TASK DIRECTIONS ▸
What is needed is a word-for-word restatement of all the entries.

□ □ □ □

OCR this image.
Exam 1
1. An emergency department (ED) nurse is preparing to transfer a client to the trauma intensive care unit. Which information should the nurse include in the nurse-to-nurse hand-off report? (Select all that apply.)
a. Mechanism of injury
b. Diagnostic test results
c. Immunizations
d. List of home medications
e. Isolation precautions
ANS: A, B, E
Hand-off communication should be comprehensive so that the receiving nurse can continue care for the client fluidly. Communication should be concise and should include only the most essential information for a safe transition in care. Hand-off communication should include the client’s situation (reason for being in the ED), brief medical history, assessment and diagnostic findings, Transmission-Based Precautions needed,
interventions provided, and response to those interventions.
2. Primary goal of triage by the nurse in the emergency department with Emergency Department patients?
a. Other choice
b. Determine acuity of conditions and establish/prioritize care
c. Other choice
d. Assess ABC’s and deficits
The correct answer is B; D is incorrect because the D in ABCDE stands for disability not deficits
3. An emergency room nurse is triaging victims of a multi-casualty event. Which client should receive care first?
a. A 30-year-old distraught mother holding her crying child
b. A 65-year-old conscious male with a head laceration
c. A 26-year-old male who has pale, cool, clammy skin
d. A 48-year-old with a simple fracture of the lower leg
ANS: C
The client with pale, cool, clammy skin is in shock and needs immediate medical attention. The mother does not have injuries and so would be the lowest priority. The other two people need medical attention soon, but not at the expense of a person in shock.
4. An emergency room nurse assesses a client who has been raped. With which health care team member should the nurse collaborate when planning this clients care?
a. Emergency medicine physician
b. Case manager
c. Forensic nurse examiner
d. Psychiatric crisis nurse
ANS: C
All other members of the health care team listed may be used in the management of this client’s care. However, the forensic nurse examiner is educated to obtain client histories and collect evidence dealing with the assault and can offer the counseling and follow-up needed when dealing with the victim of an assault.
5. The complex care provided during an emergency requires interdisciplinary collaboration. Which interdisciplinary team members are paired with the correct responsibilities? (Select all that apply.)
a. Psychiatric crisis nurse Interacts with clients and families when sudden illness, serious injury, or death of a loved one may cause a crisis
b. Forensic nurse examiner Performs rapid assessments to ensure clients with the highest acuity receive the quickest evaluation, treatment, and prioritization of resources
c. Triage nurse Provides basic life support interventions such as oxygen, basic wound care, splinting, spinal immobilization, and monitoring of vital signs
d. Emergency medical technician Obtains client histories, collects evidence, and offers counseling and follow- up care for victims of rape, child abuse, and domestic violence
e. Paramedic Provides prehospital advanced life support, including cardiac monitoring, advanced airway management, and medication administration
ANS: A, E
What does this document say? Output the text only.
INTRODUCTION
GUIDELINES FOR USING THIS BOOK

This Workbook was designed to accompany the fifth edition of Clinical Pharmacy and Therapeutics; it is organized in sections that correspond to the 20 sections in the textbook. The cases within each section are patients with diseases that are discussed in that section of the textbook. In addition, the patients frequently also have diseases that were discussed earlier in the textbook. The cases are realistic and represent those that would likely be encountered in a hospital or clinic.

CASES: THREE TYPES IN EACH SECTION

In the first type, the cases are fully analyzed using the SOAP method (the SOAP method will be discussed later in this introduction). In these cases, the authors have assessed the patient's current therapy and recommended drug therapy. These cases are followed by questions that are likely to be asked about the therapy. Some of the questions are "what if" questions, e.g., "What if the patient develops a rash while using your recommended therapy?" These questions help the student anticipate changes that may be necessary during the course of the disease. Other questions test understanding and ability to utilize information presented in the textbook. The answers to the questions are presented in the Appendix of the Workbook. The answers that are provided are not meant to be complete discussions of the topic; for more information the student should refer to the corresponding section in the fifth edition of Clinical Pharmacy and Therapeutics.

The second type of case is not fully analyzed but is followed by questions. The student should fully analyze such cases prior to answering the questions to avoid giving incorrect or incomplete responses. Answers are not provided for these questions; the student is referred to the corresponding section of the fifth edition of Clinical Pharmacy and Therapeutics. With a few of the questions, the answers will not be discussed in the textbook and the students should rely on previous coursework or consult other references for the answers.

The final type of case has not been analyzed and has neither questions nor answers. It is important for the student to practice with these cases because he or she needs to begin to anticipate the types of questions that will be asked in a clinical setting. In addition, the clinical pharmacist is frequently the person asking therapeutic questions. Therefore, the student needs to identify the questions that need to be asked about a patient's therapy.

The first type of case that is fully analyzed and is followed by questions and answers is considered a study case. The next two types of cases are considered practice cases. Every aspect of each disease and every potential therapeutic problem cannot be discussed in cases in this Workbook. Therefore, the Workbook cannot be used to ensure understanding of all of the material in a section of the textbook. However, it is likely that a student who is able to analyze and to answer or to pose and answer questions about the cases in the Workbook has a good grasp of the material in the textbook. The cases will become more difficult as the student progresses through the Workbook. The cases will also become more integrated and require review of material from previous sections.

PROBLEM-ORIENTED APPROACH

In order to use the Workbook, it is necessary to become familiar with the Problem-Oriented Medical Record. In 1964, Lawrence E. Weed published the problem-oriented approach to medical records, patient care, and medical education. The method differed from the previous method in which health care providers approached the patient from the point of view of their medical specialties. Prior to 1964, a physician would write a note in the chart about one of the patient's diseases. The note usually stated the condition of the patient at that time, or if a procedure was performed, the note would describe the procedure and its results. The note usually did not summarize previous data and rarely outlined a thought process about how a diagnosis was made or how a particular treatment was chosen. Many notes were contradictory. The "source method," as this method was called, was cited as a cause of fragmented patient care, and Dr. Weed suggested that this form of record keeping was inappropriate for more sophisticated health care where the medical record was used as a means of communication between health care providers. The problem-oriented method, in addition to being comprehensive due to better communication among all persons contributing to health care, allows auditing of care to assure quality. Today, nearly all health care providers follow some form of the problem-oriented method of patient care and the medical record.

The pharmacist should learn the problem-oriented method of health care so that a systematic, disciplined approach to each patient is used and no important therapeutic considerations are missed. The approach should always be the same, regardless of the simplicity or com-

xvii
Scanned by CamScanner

□ □ □ □

TASK RESPONSE ▸
OCR this image.
Exam 1
1. An emergency department (ED) nurse is preparing to transfer a client to the trauma intensive care unit. Which information should the nurse include in the nurse-to-nurse hand-off report? (Select all that apply.)
a. Mechanism of injury
b. Diagnostic test results
c. Immunizations
d. List of home medications
e. Isolation precautions
ANS: A, B, E
Hand-off communication should be comprehensive so that the receiving nurse can continue care for the client fluidly. Communication should be concise and should include only the most essential information for a safe transition in care. Hand-off communication should include the client’s situation (reason for being in the ED), brief medical history, assessment and diagnostic findings, Transmission-Based Precautions needed,
interventions provided, and response to those interventions.
2. Primary goal of triage by the nurse in the emergency department with Emergency Department patients?
a. Other choice
b. Determine acuity of conditions and establish/prioritize care
c. Other choice
d. Assess ABC’s and deficits
The correct answer is B; D is incorrect because the D in ABCDE stands for disability not deficits
3. An emergency room nurse is triaging victims of a multi-casualty event. Which client should receive care first?
a. A 30-year-old distraught mother holding her crying child
b. A 65-year-old conscious male with a head laceration
c. A 26-year-old male who has pale, cool, clammy skin
d. A 48-year-old with a simple fracture of the lower leg
ANS: C
The client with pale, cool, clammy skin is in shock and needs immediate medical attention. The mother does not have injuries and so would be the lowest priority. The other two people need medical attention soon, but not at the expense of a person in shock.
4. An emergency room nurse assesses a client who has been raped. With which health care team member should the nurse collaborate when planning this clients care?
a. Emergency medicine physician
b. Case manager
c. Forensic nurse examiner
d. Psychiatric crisis nurse
ANS: C
All other members of the health care team listed may be used in the management of this client’s care. However, the forensic nurse examiner is educated to obtain client histories and collect evidence dealing with the assault and can offer the counseling and follow-up needed when dealing with the victim of an assault.
5. The complex care provided during an emergency requires interdisciplinary collaboration. Which interdisciplinary team members are paired with the correct responsibilities? (Select all that apply.)
a. Psychiatric crisis nurse Interacts with clients and families when sudden illness, serious injury, or death of a loved one may cause a crisis
b. Forensic nurse examiner Performs rapid assessments to ensure clients with the highest acuity receive the quickest evaluation, treatment, and prioritization of resources
c. Triage nurse Provides basic life support interventions such as oxygen, basic wound care, splinting, spinal immobilization, and monitoring of vital signs
d. Emergency medical technician Obtains client histories, collects evidence, and offers counseling and follow- up care for victims of rape, child abuse, and domestic violence
e. Paramedic Provides prehospital advanced life support, including cardiac monitoring, advanced airway management, and medication administration
ANS: A, E
What does this document say? Output the text only.
INTRODUCTION
GUIDELINES FOR USING THIS BOOK

This Workbook was designed to accompany the fifth edition of Clinical Pharmacy and Therapeutics; it is organized in sections that correspond to the 20 sections in the textbook. The cases within each section are patients with diseases that are discussed in that section of the textbook. In addition, the patients frequently also have diseases that were discussed earlier in the textbook. The cases are realistic and represent those that would likely be encountered in a hospital or clinic.

CASES: THREE TYPES IN EACH SECTION

In the first type, the cases are fully analyzed using the SOAP method (the SOAP method will be discussed later in this introduction). In these cases, the authors have assessed the patient's current therapy and recommended drug therapy. These cases are followed by questions that are likely to be asked about the therapy. Some of the questions are "what if" questions, e.g., "What if the patient develops a rash while using your recommended therapy?" These questions help the student anticipate changes that may be necessary during the course of the disease. Other questions test understanding and ability to utilize information presented in the textbook. The answers to the questions are presented in the Appendix of the Workbook. The answers that are provided are not meant to be complete discussions of the topic; for more information the student should refer to the corresponding section in the fifth edition of Clinical Pharmacy and Therapeutics.

The second type of case is not fully analyzed but is followed by questions. The student should fully analyze such cases prior to answering the questions to avoid giving incorrect or incomplete responses. Answers are not provided for these questions; the student is referred to the corresponding section of the fifth edition of Clinical Pharmacy and Therapeutics. With a few of the questions, the answers will not be discussed in the textbook and the students should rely on previous coursework or consult other references for the answers.

The final type of case has not been analyzed and has neither questions nor answers. It is important for the student to practice with these cases because he or she needs to begin to anticipate the types of questions that will be asked in a clinical setting. In addition, the clinical pharmacist is frequently the person asking therapeutic questions. Therefore, the student needs to identify the questions that need to be asked about a patient's therapy.

The first type of case that is fully analyzed and is followed by questions and answers is considered a study case. The next two types of cases are considered practice cases. Every aspect of each disease and every potential therapeutic problem cannot be discussed in cases in this Workbook. Therefore, the Workbook cannot be used to ensure understanding of all of the material in a section of the textbook. However, it is likely that a student who is able to analyze and to answer or to pose and answer questions about the cases in the Workbook has a good grasp of the material in the textbook. The cases will become more difficult as the student progresses through the Workbook. The cases will also become more integrated and require review of material from previous sections.

PROBLEM-ORIENTED APPROACH

In order to use the Workbook, it is necessary to become familiar with the Problem-Oriented Medical Record. In 1964, Lawrence E. Weed published the problem-oriented approach to medical records, patient care, and medical education. The method differed from the previous method in which health care providers approached the patient from the point of view of their medical specialties. Prior to 1964, a physician would write a note in the chart about one of the patient's diseases. The note usually stated the condition of the patient at that time, or if a procedure was performed, the note would describe the procedure and its results. The note usually did not summarize previous data and rarely outlined a thought process about how a diagnosis was made or how a particular treatment was chosen. Many notes were contradictory. The "source method," as this method was called, was cited as a cause of fragmented patient care, and Dr. Weed suggested that this form of record keeping was inappropriate for more sophisticated health care where the medical record was used as a means of communication between health care providers. The problem-oriented method, in addition to being comprehensive due to better communication among all persons contributing to health care, allows auditing of care to assure quality. Today, nearly all health care providers follow some form of the problem-oriented method of patient care and the medical record.

The pharmacist should learn the problem-oriented method of health care so that a systematic, disciplined approach to each patient is used and no important therapeutic considerations are missed. The approach should always be the same, regardless of the simplicity or com-

xvii
Scanned by CamScanner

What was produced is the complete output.